─── Information provided ───

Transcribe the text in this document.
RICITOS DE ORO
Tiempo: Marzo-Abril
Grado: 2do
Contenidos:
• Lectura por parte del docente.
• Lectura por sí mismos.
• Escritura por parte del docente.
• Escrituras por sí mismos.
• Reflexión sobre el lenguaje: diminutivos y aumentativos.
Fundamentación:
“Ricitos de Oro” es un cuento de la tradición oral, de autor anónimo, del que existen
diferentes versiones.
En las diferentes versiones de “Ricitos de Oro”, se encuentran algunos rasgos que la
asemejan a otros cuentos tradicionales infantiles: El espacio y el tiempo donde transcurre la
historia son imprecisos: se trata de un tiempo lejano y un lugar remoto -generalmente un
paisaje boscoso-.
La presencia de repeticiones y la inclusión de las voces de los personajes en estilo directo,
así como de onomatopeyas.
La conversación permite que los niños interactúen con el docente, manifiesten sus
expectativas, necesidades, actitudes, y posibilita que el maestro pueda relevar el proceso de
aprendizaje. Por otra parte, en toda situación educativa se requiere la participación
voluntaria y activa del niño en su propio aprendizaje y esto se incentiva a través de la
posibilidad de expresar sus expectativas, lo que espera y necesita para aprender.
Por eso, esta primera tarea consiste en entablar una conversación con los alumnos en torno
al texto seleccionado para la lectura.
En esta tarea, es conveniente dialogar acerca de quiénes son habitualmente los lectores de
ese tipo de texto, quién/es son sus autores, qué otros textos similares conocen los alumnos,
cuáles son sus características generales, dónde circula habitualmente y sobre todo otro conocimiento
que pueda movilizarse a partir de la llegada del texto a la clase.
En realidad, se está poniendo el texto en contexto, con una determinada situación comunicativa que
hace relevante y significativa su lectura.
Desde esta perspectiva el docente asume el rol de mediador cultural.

───

● **Exercise requirements**
Which lines of the data above contain "esta"? Copy each one.

● **Solution**
Por eso, esta primera tarea consiste en entablar una conversación con los alumnos en torno
En esta tarea, es conveniente dialogar acerca de quiénes son habitualmente los lectores de
Desde esta perspectiva el docente asume el rol de mediador cultural.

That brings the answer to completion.